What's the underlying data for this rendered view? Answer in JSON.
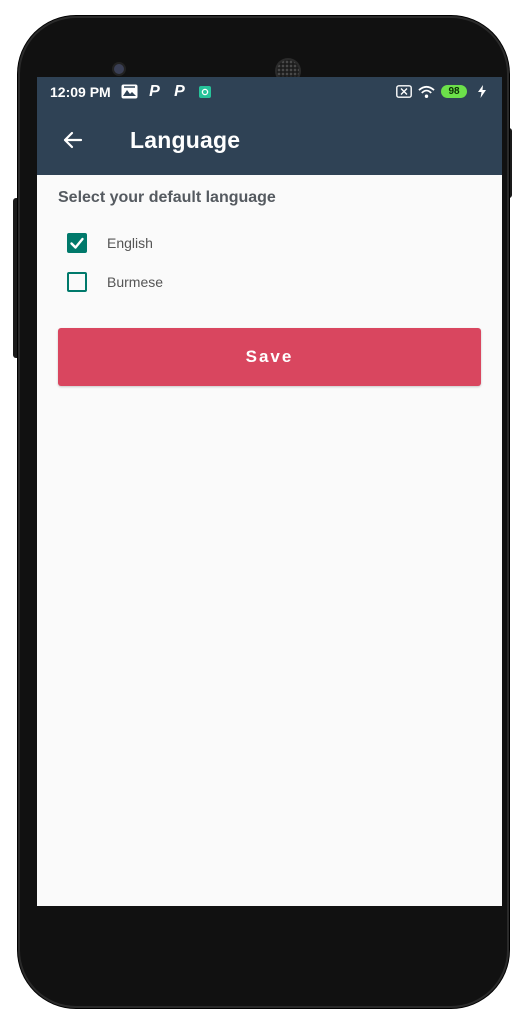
{
  "status_bar": {
    "time": "12:09 PM",
    "left_icons": [
      "photos-icon",
      "p-app-icon",
      "p-app-icon",
      "notification-icon"
    ],
    "p_letter": "P",
    "battery_level": "98",
    "right_icons": [
      "no-sim-icon",
      "wifi-icon",
      "battery-icon",
      "charging-icon"
    ]
  },
  "app_bar": {
    "title": "Language",
    "back_icon": "back-arrow-icon"
  },
  "main": {
    "section_title": "Select your default language",
    "options": [
      {
        "label": "English",
        "checked": true
      },
      {
        "label": "Burmese",
        "checked": false
      }
    ],
    "save_label": "Save"
  },
  "colors": {
    "app_bar": "#2f4255",
    "accent": "#00796b",
    "save_button": "#d9465f",
    "background": "#fafafa"
  }
}
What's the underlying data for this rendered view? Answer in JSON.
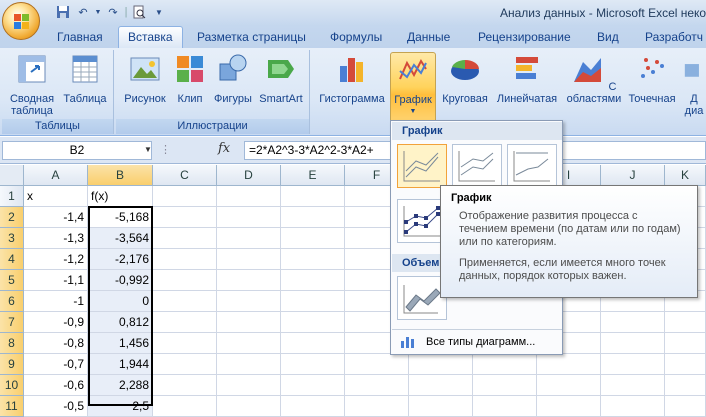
{
  "app": {
    "title": "Анализ данных - Microsoft Excel неко"
  },
  "tabs": [
    "Главная",
    "Вставка",
    "Разметка страницы",
    "Формулы",
    "Данные",
    "Рецензирование",
    "Вид",
    "Разработч"
  ],
  "ribbon": {
    "groups": {
      "tables": "Таблицы",
      "illustrations": "Иллюстрации"
    },
    "buttons": {
      "pivot": "Сводная таблица",
      "table": "Таблица",
      "picture": "Рисунок",
      "clip": "Клип",
      "shapes": "Фигуры",
      "smartart": "SmartArt",
      "histogram": "Гистограмма",
      "line": "График",
      "pie": "Круговая",
      "bar": "Линейчатая",
      "area": "С областями",
      "scatter": "Точечная",
      "other": "Д диа"
    }
  },
  "formula_bar": {
    "namebox": "B2",
    "fx": "fx",
    "formula": "=2*A2^3-3*A2^2-3*A2+"
  },
  "columns": [
    "A",
    "B",
    "C",
    "D",
    "E",
    "F",
    "G",
    "H",
    "I",
    "J",
    "K"
  ],
  "rows": [
    {
      "num": "1",
      "a": "x",
      "b": "f(x)"
    },
    {
      "num": "2",
      "a": "-1,4",
      "b": "-5,168"
    },
    {
      "num": "3",
      "a": "-1,3",
      "b": "-3,564"
    },
    {
      "num": "4",
      "a": "-1,2",
      "b": "-2,176"
    },
    {
      "num": "5",
      "a": "-1,1",
      "b": "-0,992"
    },
    {
      "num": "6",
      "a": "-1",
      "b": "0"
    },
    {
      "num": "7",
      "a": "-0,9",
      "b": "0,812"
    },
    {
      "num": "8",
      "a": "-0,8",
      "b": "1,456"
    },
    {
      "num": "9",
      "a": "-0,7",
      "b": "1,944"
    },
    {
      "num": "10",
      "a": "-0,6",
      "b": "2,288"
    },
    {
      "num": "11",
      "a": "-0,5",
      "b": "2,5"
    }
  ],
  "dropdown": {
    "header_2d": "График",
    "header_3d": "Объем",
    "all_charts": "Все типы диаграмм..."
  },
  "tooltip": {
    "title": "График",
    "line1": "Отображение развития процесса с течением времени (по датам или по годам) или по категориям.",
    "line2": "Применяется, если имеется много точек данных, порядок которых важен."
  }
}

*EXERCISE BRIEF*: Using the records above, retype everything exactly except the pictures.

*FULL RESPONSE*:
What's the underlying data for this rendered view? Answer in JSON.
{
  "status_bar": {
    "time": "12:09 PM",
    "left_icons": [
      "photos-icon",
      "p-app-icon",
      "p-app-icon",
      "notification-icon"
    ],
    "p_letter": "P",
    "battery_level": "98",
    "right_icons": [
      "no-sim-icon",
      "wifi-icon",
      "battery-icon",
      "charging-icon"
    ]
  },
  "app_bar": {
    "title": "Language",
    "back_icon": "back-arrow-icon"
  },
  "main": {
    "section_title": "Select your default language",
    "options": [
      {
        "label": "English",
        "checked": true
      },
      {
        "label": "Burmese",
        "checked": false
      }
    ],
    "save_label": "Save"
  },
  "colors": {
    "app_bar": "#2f4255",
    "accent": "#00796b",
    "save_button": "#d9465f",
    "background": "#fafafa"
  }
}
What's the underlying data for this rendered view? Answer in JSON.
{
  "app": {
    "title": "Анализ данных - Microsoft Excel неко"
  },
  "tabs": [
    "Главная",
    "Вставка",
    "Разметка страницы",
    "Формулы",
    "Данные",
    "Рецензирование",
    "Вид",
    "Разработч"
  ],
  "ribbon": {
    "groups": {
      "tables": "Таблицы",
      "illustrations": "Иллюстрации"
    },
    "buttons": {
      "pivot": "Сводная таблица",
      "table": "Таблица",
      "picture": "Рисунок",
      "clip": "Клип",
      "shapes": "Фигуры",
      "smartart": "SmartArt",
      "histogram": "Гистограмма",
      "line": "График",
      "pie": "Круговая",
      "bar": "Линейчатая",
      "area": "С областями",
      "scatter": "Точечная",
      "other": "Д диа"
    }
  },
  "formula_bar": {
    "namebox": "B2",
    "fx": "fx",
    "formula": "=2*A2^3-3*A2^2-3*A2+"
  },
  "columns": [
    "A",
    "B",
    "C",
    "D",
    "E",
    "F",
    "G",
    "H",
    "I",
    "J",
    "K"
  ],
  "rows": [
    {
      "num": "1",
      "a": "x",
      "b": "f(x)"
    },
    {
      "num": "2",
      "a": "-1,4",
      "b": "-5,168"
    },
    {
      "num": "3",
      "a": "-1,3",
      "b": "-3,564"
    },
    {
      "num": "4",
      "a": "-1,2",
      "b": "-2,176"
    },
    {
      "num": "5",
      "a": "-1,1",
      "b": "-0,992"
    },
    {
      "num": "6",
      "a": "-1",
      "b": "0"
    },
    {
      "num": "7",
      "a": "-0,9",
      "b": "0,812"
    },
    {
      "num": "8",
      "a": "-0,8",
      "b": "1,456"
    },
    {
      "num": "9",
      "a": "-0,7",
      "b": "1,944"
    },
    {
      "num": "10",
      "a": "-0,6",
      "b": "2,288"
    },
    {
      "num": "11",
      "a": "-0,5",
      "b": "2,5"
    }
  ],
  "dropdown": {
    "header_2d": "График",
    "header_3d": "Объем",
    "all_charts": "Все типы диаграмм..."
  },
  "tooltip": {
    "title": "График",
    "line1": "Отображение развития процесса с течением времени (по датам или по годам) или по категориям.",
    "line2": "Применяется, если имеется много точек данных, порядок которых важен."
  }
}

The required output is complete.